**** DATASET CONTENT

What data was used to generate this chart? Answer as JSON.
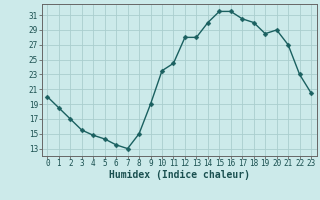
{
  "x": [
    0,
    1,
    2,
    3,
    4,
    5,
    6,
    7,
    8,
    9,
    10,
    11,
    12,
    13,
    14,
    15,
    16,
    17,
    18,
    19,
    20,
    21,
    22,
    23
  ],
  "y": [
    20,
    18.5,
    17,
    15.5,
    14.8,
    14.3,
    13.5,
    13,
    15,
    19,
    23.5,
    24.5,
    28,
    28,
    30,
    31.5,
    31.5,
    30.5,
    30,
    28.5,
    29,
    27,
    23,
    20.5
  ],
  "line_color": "#1a6060",
  "marker_color": "#1a6060",
  "bg_color": "#cceaea",
  "grid_color": "#aacece",
  "xlabel": "Humidex (Indice chaleur)",
  "xlim": [
    -0.5,
    23.5
  ],
  "ylim": [
    12,
    32.5
  ],
  "yticks": [
    13,
    15,
    17,
    19,
    21,
    23,
    25,
    27,
    29,
    31
  ],
  "xticks": [
    0,
    1,
    2,
    3,
    4,
    5,
    6,
    7,
    8,
    9,
    10,
    11,
    12,
    13,
    14,
    15,
    16,
    17,
    18,
    19,
    20,
    21,
    22,
    23
  ],
  "marker_size": 2.5,
  "line_width": 1.0,
  "tick_fontsize": 5.5,
  "xlabel_fontsize": 7.0
}
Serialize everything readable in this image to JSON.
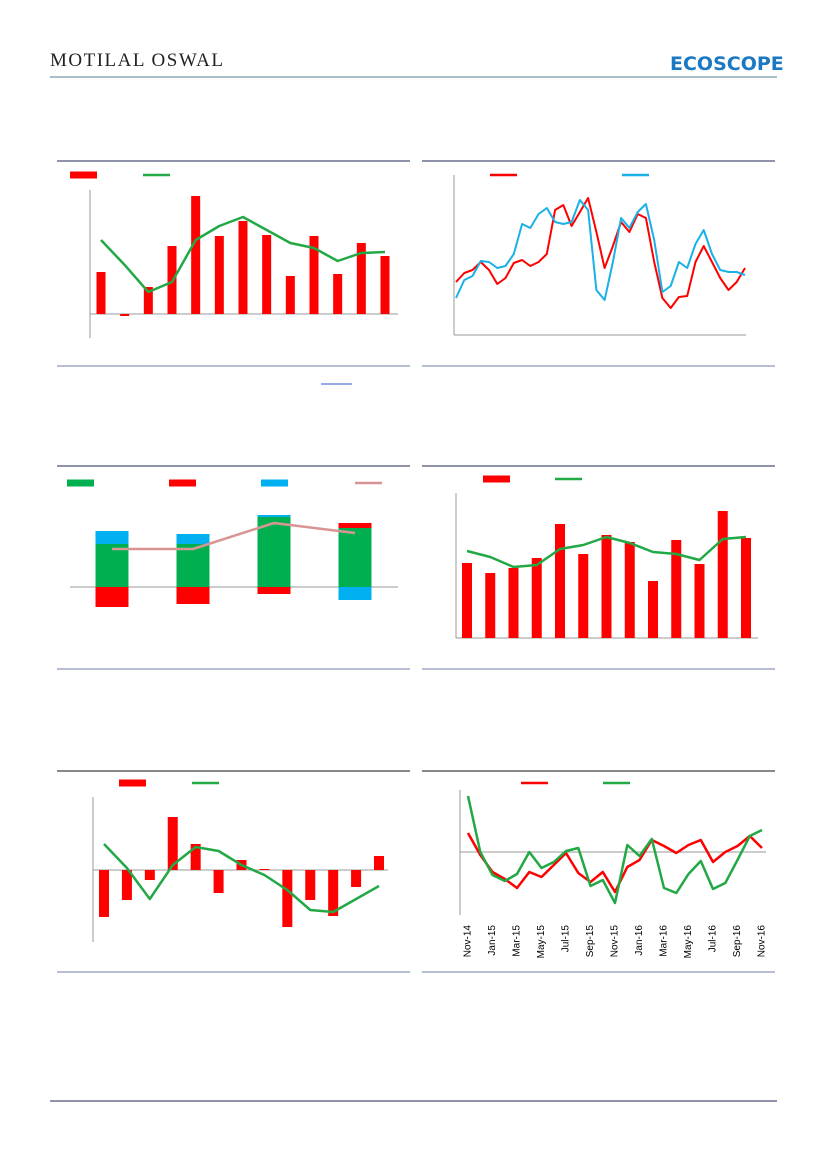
{
  "header": {
    "brand": "MOTILAL OSWAL",
    "logo": "ECOSCOPE"
  },
  "chart_data": [
    {
      "type": "bar",
      "ylim": [
        -24,
        124
      ],
      "series": [
        {
          "type": "bar",
          "color": "#ff0000",
          "values": [
            42,
            -2,
            27,
            68,
            118,
            78,
            93,
            79,
            38,
            78,
            40,
            71,
            58
          ]
        },
        {
          "type": "line",
          "color": "#22a845",
          "values": [
            74,
            49,
            22,
            32,
            74,
            88,
            97,
            84,
            71,
            66,
            53,
            61,
            62
          ]
        }
      ]
    },
    {
      "type": "line",
      "ylim": [
        0,
        160
      ],
      "series": [
        {
          "type": "line",
          "color": "#ff0000",
          "values": [
            53,
            62,
            65,
            73,
            65,
            51,
            57,
            72,
            75,
            69,
            73,
            81,
            125,
            130,
            109,
            123,
            137,
            103,
            67,
            89,
            113,
            103,
            121,
            117,
            73,
            37,
            27,
            38,
            39,
            73,
            89,
            73,
            57,
            45,
            53,
            67
          ]
        },
        {
          "type": "line",
          "color": "#1ab0e8",
          "values": [
            37,
            55,
            59,
            74,
            73,
            67,
            69,
            81,
            111,
            107,
            121,
            127,
            113,
            111,
            113,
            135,
            125,
            45,
            35,
            73,
            117,
            107,
            123,
            131,
            95,
            43,
            49,
            73,
            67,
            91,
            105,
            81,
            65,
            63,
            63,
            60
          ]
        }
      ]
    },
    {
      "type": "stacked_bar",
      "ylim": [
        -35,
        85
      ],
      "series": [
        {
          "type": "bar",
          "color": "#00b050",
          "values": [
            43,
            43,
            70,
            59
          ]
        },
        {
          "type": "bar",
          "color": "#ff0000",
          "values": [
            -20,
            -17,
            -7,
            5
          ]
        },
        {
          "type": "bar",
          "color": "#00b0f0",
          "values": [
            13,
            10,
            2,
            -13
          ]
        },
        {
          "type": "line",
          "color": "#d99594",
          "values": [
            38,
            38,
            64,
            54
          ]
        }
      ]
    },
    {
      "type": "bar",
      "ylim": [
        0,
        145
      ],
      "series": [
        {
          "type": "bar",
          "color": "#ff0000",
          "values": [
            75,
            65,
            70,
            80,
            114,
            84,
            103,
            96,
            57,
            98,
            74,
            127,
            100
          ]
        },
        {
          "type": "line",
          "color": "#22a845",
          "values": [
            87,
            81,
            71,
            73,
            89,
            93,
            101,
            95,
            86,
            84,
            78,
            99,
            101
          ]
        }
      ]
    },
    {
      "type": "bar",
      "ylim": [
        -72,
        73
      ],
      "series": [
        {
          "type": "bar",
          "color": "#ff0000",
          "values": [
            -47,
            -30,
            -10,
            53,
            26,
            -23,
            10,
            1,
            -57,
            -30,
            -46,
            -17,
            14
          ]
        },
        {
          "type": "line",
          "color": "#22a845",
          "values": [
            26,
            2,
            -29,
            5,
            23,
            19,
            5,
            -5,
            -20,
            -40,
            -42,
            -29,
            -16
          ]
        }
      ]
    },
    {
      "type": "line",
      "ylim": [
        -63,
        62
      ],
      "categories": [
        "Nov-14",
        null,
        "Jan-15",
        null,
        "Mar-15",
        null,
        "May-15",
        null,
        "Jul-15",
        null,
        "Sep-15",
        null,
        "Nov-15",
        null,
        "Jan-16",
        null,
        "Mar-16",
        null,
        "May-16",
        null,
        "Jul-16",
        null,
        "Sep-16",
        null,
        "Nov-16"
      ],
      "series": [
        {
          "type": "line",
          "color": "#ff0000",
          "values": [
            19,
            -3,
            -20,
            -27,
            -36,
            -20,
            -25,
            -13,
            -1,
            -21,
            -30,
            -20,
            -40,
            -15,
            -8,
            12,
            6,
            -1,
            7,
            12,
            -10,
            0,
            6,
            16,
            4
          ]
        },
        {
          "type": "line",
          "color": "#22a845",
          "values": [
            56,
            0,
            -23,
            -29,
            -22,
            0,
            -16,
            -10,
            1,
            4,
            -34,
            -28,
            -51,
            7,
            -4,
            13,
            -36,
            -41,
            -22,
            -9,
            -37,
            -31,
            -8,
            16,
            22
          ]
        }
      ]
    }
  ]
}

********

**INSTRUCTIONS TO FOLLOW:** Copy every line of the material in which the word "this" occurs.

**TASK RESULT:**
What data was used to generate this chart? Answer as JSON.
Serialize everything readable in this image to JSON.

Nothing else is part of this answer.